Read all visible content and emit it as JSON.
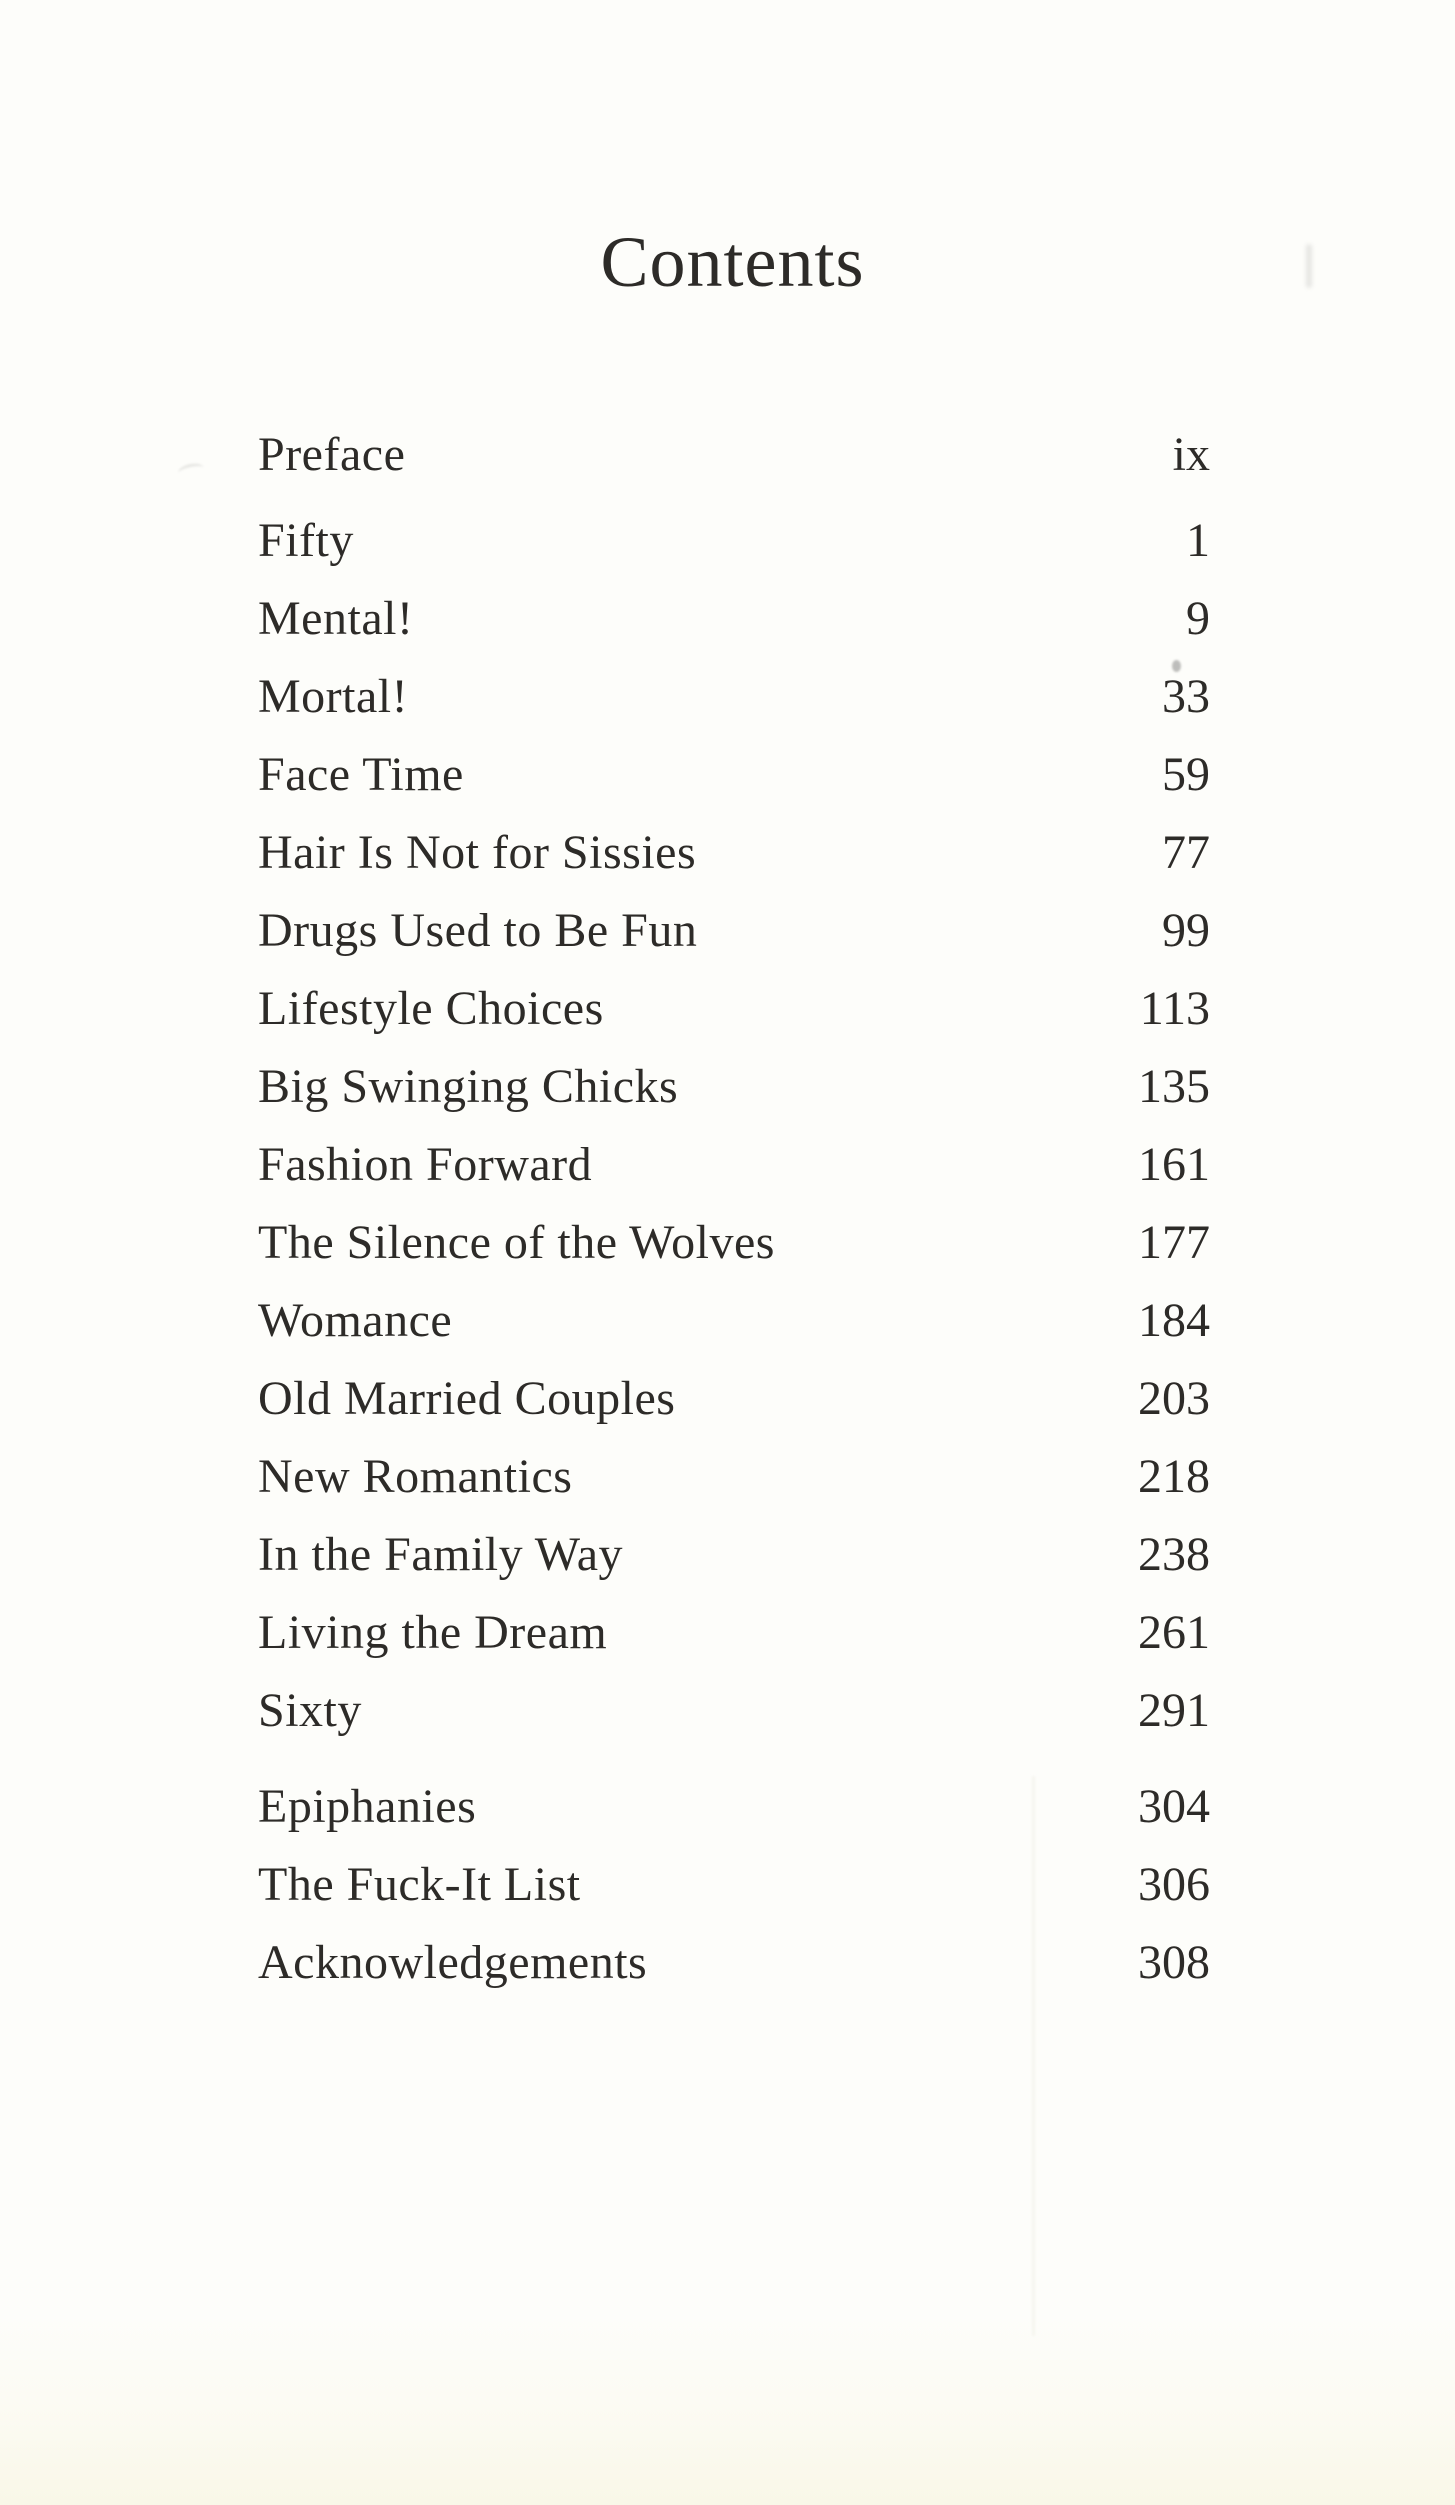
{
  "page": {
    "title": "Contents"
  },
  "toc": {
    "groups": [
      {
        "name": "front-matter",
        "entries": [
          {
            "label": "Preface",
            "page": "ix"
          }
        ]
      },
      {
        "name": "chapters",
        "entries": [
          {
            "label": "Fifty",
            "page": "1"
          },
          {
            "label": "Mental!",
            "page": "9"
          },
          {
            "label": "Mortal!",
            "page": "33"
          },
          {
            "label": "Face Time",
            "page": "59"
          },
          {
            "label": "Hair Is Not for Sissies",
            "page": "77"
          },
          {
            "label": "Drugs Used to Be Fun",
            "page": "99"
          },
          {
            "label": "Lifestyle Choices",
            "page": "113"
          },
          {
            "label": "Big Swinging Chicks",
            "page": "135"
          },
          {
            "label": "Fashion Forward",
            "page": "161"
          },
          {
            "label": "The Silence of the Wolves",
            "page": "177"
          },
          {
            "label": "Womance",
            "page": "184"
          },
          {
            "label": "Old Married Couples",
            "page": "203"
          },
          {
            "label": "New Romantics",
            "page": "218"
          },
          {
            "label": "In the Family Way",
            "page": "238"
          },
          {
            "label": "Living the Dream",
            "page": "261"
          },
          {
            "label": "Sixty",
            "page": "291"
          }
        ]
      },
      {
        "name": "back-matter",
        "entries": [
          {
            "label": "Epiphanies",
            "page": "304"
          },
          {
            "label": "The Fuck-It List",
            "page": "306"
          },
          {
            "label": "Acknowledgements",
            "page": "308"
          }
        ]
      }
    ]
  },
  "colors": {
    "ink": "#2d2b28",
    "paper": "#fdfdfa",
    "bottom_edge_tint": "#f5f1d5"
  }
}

###

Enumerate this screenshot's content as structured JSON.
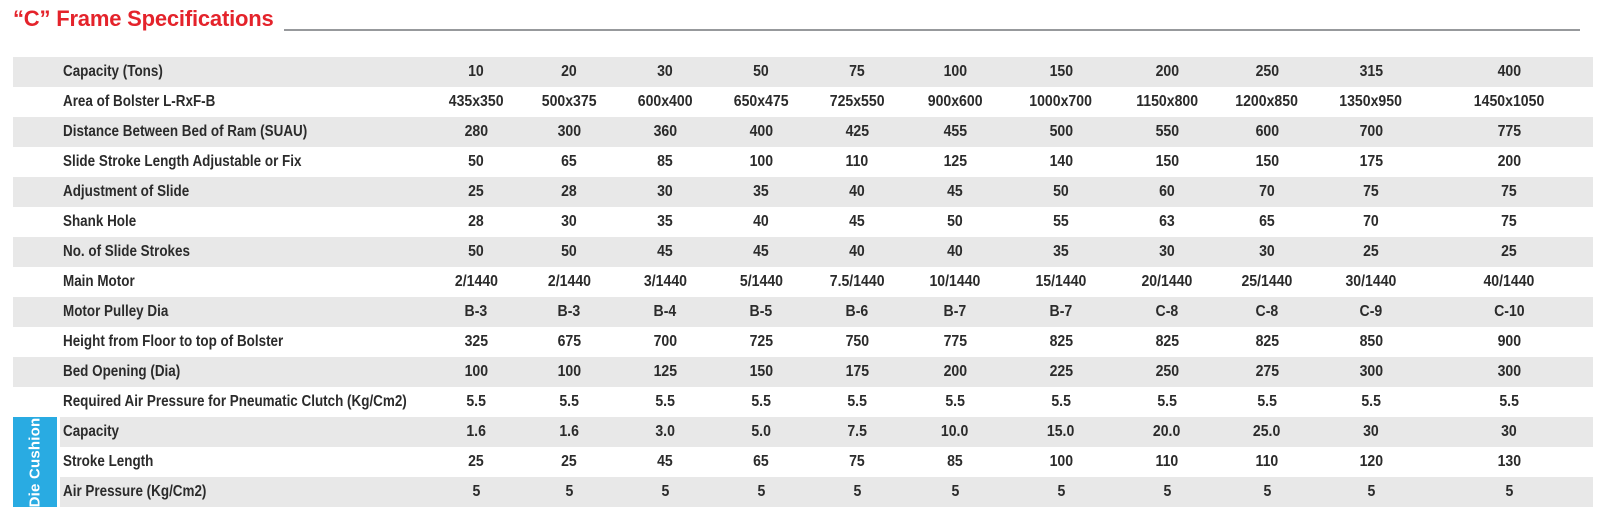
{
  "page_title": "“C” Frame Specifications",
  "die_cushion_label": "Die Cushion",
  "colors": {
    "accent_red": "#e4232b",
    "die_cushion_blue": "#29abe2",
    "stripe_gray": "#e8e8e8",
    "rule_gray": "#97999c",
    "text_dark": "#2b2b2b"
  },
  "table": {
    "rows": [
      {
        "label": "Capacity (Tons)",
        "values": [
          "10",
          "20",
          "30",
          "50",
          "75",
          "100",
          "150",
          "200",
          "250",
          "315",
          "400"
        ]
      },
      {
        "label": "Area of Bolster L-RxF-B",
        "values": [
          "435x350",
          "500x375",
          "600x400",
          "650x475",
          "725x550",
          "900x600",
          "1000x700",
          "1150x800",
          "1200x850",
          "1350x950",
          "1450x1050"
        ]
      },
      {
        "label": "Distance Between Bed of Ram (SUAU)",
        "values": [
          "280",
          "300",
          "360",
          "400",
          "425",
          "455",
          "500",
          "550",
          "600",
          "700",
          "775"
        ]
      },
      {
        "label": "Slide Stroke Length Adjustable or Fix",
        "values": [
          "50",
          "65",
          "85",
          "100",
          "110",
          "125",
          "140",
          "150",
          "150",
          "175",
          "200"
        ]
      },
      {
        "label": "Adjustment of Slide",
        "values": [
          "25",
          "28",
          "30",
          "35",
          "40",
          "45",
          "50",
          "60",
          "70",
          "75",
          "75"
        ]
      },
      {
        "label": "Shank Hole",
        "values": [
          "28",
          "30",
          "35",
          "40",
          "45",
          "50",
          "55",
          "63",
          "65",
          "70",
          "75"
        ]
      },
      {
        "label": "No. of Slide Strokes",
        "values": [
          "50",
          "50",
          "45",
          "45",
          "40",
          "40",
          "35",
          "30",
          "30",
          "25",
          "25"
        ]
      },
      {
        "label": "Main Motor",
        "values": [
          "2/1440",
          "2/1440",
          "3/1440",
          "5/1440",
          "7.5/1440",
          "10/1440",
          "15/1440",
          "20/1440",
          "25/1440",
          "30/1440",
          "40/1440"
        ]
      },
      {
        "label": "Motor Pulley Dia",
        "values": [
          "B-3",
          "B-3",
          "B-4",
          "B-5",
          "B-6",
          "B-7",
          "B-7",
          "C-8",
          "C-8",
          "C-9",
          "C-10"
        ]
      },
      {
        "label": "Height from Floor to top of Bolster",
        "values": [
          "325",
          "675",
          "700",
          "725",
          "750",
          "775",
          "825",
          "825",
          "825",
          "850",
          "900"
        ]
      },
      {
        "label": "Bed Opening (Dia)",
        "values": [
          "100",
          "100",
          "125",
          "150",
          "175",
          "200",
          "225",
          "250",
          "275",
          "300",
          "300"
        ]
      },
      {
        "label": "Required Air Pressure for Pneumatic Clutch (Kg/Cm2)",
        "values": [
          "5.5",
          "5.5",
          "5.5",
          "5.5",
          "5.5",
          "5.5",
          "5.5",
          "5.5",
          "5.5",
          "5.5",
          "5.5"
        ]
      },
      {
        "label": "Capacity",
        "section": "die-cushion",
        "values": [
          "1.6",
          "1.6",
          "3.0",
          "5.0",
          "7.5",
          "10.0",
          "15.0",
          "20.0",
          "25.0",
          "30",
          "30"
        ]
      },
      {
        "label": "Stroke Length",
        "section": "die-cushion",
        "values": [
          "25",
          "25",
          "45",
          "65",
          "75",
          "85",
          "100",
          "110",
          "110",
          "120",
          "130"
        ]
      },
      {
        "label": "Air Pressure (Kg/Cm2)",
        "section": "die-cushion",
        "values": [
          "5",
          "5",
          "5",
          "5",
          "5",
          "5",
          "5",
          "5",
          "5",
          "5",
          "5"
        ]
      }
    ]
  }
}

###

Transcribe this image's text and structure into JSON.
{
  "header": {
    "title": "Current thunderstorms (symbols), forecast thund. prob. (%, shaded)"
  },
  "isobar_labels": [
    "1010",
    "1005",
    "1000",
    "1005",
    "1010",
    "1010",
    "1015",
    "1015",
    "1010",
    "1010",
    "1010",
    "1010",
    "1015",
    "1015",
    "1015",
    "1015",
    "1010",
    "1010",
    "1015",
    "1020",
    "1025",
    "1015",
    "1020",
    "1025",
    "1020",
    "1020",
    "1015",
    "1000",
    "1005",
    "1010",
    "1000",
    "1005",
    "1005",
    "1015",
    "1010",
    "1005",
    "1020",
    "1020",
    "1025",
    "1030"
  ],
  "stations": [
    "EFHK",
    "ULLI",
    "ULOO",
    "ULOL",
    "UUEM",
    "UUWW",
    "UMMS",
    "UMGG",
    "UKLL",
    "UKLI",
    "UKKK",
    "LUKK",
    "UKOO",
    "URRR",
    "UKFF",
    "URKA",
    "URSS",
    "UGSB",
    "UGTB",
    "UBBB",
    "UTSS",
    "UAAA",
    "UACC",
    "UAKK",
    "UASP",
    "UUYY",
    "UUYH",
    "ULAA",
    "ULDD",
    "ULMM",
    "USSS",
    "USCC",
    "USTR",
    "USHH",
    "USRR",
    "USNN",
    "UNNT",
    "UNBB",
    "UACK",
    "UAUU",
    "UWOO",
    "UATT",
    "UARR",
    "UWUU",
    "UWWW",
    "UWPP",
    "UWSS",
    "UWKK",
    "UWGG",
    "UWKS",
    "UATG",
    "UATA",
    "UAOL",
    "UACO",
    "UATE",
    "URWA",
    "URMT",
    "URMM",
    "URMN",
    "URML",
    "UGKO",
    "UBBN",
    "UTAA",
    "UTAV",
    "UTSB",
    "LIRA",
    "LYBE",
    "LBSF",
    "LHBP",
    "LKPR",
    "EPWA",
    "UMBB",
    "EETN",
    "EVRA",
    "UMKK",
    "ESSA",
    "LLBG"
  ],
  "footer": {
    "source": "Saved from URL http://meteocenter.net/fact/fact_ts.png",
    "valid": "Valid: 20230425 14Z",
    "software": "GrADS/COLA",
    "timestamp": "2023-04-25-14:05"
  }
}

###

◆ WHAT YOU ARE ASKED TO DO
Where a line holds "Slide", copy that line.

◆ WRITTEN ANSWER
        "label": "Slide Stroke Length Adjustable or Fix",
        "label": "Adjustment of Slide",
        "label": "No. of Slide Strokes",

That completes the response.